━━━ Testo selezionato

Acqua di abbeverata: come capire se le vacche ne hanno a disposizione abbastanza


abbeverata

Per ogni allevamento bisognerebbe quindi farsi due domande di base: quanto è aumentata la produzione dell’azienda negli ultimi 10 anni? Inoltre, quand’è stata l’ultima volta che è stato installato un nuovo impianto di abbeverata?

Harner ha sottolineato diversi aspetti da tenere sempre presenti. Per prima cosa, i bovini bevono molta acqua, ma non c’è un quantitativo standard che va bene per ogni animale. Diversi fattori influenzano la necessità di acqua: il momento dell’anno, il momento del giorno, il tipo di stabulazione, il numero e la localizzazione degli abbeveratoi, il clima, il momento della lattazione, la quantità di latte prodotto ecc. Circa l’80% delle necessità di acqua delle vacche proviene dall’acqua di abbeverata (chiamata FWI, vale a dire “free water intake”), mentre il restante 20% dall’acqua contenuta nella razione. Alcuni studi hanno stimato un fabbisogno pari a circa 4-5 litri d’acqua per ogni litro di latte prodotto. Si tratta quindi di quantità importanti di acqua pulita che ciascun allevamento deve mettere a disposizione dei suoi animali. Di conseguenza, avere lo stesso numero di abbeveratoi, della stessa dimensione, in recinti con lo stesso numero di animali ma di un diverso grado produttivo, è un errore. Il fabbisogno di acqua cambia anche con il progredire della lattazione: nelle prime fasi è maggiore (fino a 133 litri al giorno per vacca), nelle fasi finali è più basso (fino a 106 litri al giorno per vacca), mentre in asciutta è minore (fino a 76 litri al giorno per vacca). Per quanto riguarda gli allevamenti su paddock all’aperto (poco frequenti in Italia, ma diffusi nel sud-ovest americano), queste quantità non bastano e bisogna calcolare un fabbisogno giornaliero per singolo animale che può arrivare fino a 190 litri.

Le vacche bevono durante tutto l’arco della giornata ma alcuni studi suggeriscono che bevono di più dopo aver mangiato e dopo la mungitura, mentre tendono a bere poco durante le ore notturne.

Durante l’estate il fabbisogno di acqua aumenta, e le bovine bevono di più e più spesso.

Ridurre in consumo di acqua significa ridurre il consumo di cibo e ridurre la produzione di latte. Questo è un aspetto molto importante, perché anche riduzioni minime di acqua comportano una significativa riduzione nell’assunzione di sostanza secca e nella produzione di latte. Bisogna quindi prestare la massima attenzione al fatto che le vacche devono avere accesso senza limitazioni a tutta l’acqua di cui hanno bisogno.

━━━━━━
━━━ Dati disponibili

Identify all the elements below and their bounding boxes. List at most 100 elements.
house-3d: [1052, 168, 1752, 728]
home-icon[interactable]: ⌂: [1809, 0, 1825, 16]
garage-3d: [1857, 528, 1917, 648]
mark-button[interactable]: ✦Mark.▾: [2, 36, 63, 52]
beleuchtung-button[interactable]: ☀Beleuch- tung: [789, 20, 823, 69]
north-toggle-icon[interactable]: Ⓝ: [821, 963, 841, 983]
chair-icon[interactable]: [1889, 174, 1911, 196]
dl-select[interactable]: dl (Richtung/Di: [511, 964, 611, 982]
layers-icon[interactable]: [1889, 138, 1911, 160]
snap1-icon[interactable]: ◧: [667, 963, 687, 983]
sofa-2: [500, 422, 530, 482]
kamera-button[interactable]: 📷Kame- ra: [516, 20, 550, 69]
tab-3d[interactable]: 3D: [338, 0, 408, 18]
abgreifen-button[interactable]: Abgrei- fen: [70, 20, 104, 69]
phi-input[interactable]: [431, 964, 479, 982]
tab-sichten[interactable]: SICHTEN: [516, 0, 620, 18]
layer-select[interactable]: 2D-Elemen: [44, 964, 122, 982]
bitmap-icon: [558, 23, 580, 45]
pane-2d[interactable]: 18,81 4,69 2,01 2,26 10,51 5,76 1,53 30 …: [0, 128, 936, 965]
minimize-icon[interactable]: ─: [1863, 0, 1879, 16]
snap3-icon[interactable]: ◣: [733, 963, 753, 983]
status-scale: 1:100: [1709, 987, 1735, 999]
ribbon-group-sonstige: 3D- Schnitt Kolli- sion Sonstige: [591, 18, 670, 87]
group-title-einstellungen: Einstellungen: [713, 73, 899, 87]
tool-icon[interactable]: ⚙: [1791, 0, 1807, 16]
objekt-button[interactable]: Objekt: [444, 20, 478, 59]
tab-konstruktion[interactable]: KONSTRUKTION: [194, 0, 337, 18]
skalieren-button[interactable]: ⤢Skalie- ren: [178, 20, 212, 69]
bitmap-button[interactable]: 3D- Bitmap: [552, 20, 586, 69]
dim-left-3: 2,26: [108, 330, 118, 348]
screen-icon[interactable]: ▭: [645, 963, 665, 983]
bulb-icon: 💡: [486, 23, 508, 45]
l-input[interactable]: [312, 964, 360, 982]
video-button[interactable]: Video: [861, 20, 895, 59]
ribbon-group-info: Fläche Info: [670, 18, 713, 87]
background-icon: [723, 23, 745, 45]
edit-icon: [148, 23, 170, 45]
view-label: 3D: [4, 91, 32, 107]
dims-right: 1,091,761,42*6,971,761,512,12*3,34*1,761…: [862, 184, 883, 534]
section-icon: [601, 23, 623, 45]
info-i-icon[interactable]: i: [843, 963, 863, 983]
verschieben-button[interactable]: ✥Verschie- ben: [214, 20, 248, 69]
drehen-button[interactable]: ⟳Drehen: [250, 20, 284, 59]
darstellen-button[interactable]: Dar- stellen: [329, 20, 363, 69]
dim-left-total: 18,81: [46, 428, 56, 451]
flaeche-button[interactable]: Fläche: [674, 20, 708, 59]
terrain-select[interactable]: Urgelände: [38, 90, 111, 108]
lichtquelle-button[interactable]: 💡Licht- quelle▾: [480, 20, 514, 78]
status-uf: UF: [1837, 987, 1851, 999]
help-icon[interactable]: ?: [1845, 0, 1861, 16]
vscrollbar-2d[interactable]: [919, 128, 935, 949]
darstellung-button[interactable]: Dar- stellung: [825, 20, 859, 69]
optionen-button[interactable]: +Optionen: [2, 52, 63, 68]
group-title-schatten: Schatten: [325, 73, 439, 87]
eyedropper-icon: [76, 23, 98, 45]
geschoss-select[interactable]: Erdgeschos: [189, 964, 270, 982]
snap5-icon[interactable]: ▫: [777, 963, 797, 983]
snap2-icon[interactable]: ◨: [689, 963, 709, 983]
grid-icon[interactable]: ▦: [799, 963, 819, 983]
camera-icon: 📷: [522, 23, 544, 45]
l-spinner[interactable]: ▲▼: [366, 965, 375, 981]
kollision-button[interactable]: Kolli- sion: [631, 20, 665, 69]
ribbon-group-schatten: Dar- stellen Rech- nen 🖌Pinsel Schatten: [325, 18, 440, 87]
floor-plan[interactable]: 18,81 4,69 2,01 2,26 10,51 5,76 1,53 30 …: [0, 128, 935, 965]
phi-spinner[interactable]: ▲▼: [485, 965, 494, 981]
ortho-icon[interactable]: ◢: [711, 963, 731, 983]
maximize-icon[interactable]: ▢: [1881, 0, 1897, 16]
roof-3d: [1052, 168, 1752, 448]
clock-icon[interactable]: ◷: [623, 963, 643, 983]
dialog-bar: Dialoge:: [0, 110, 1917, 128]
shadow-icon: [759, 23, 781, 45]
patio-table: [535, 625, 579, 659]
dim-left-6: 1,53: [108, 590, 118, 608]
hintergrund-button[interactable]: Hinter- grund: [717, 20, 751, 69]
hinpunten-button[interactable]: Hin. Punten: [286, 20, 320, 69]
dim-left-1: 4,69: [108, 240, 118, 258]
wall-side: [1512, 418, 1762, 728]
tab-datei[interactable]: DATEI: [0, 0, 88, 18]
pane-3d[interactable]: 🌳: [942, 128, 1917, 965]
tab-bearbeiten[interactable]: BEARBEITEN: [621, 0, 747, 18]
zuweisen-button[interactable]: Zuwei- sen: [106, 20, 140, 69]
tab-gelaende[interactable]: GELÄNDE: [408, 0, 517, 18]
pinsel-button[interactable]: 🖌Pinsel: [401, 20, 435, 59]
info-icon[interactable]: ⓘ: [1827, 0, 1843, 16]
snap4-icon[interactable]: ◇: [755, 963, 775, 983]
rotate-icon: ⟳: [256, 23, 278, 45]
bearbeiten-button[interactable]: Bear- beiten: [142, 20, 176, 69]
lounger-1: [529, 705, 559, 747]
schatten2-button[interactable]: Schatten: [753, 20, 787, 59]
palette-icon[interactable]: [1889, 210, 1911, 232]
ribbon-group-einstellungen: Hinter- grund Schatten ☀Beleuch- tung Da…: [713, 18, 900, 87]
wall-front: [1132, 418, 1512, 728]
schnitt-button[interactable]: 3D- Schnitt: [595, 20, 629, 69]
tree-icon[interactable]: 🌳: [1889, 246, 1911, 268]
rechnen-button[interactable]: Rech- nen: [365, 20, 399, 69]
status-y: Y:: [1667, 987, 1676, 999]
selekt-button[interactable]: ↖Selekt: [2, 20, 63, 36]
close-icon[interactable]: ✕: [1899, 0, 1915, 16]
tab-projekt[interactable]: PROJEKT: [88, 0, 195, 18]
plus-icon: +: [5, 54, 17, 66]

━━━━━━

— Attività richiesta 1 —
Secondo il testo sull'acqua di abbeverata delle vacche, quanti litri d'acqua al giorno può arrivare a richiedere una vacca nelle prime fasi della lattazione?
— Attività richiesta 2 —
Prosegui il testo sull'acqua di abbeverata delle vacche a partire dall'ultima frase riportata.

— Spazio risposta 1 —
Fino a 133 litri al giorno per vacca.

— Spazio risposta 2 —
Un altro aspetto da considerare è lo spazio che le vacche hanno a disposizione per bere. È un altro motivo per cui il sovraffollamento è un problema: riduce sia l’accesso all’acqua sia il suo consumo. È importante che ci siano dai 5 agli 8 cm lineari di spazio all’abbeveratoio per vacca, centimetri che aumentano a più di 10 per le vacche che sono al sole. In pratica, affinché una stalla sia progettata in modo adeguato, bisogna fare in modo che gli abbeveratoi siano in grado di abbeverare il 75% delle vacche nell’arco di 60 minuti.

L’acqua dev’essere abbondante e facilmente accessibile, quindi dev’essere vicina ad ogni zona di alimentazione e alla sala di mungitura. Tuttavia, alcuni allevamenti hanno messo gli abbeveratoi dentro la sala di mungitura o appena fuori, e questo è un problema perché le vacche si ammucchiano per bere, bloccando il passaggio e del gruppo successivo.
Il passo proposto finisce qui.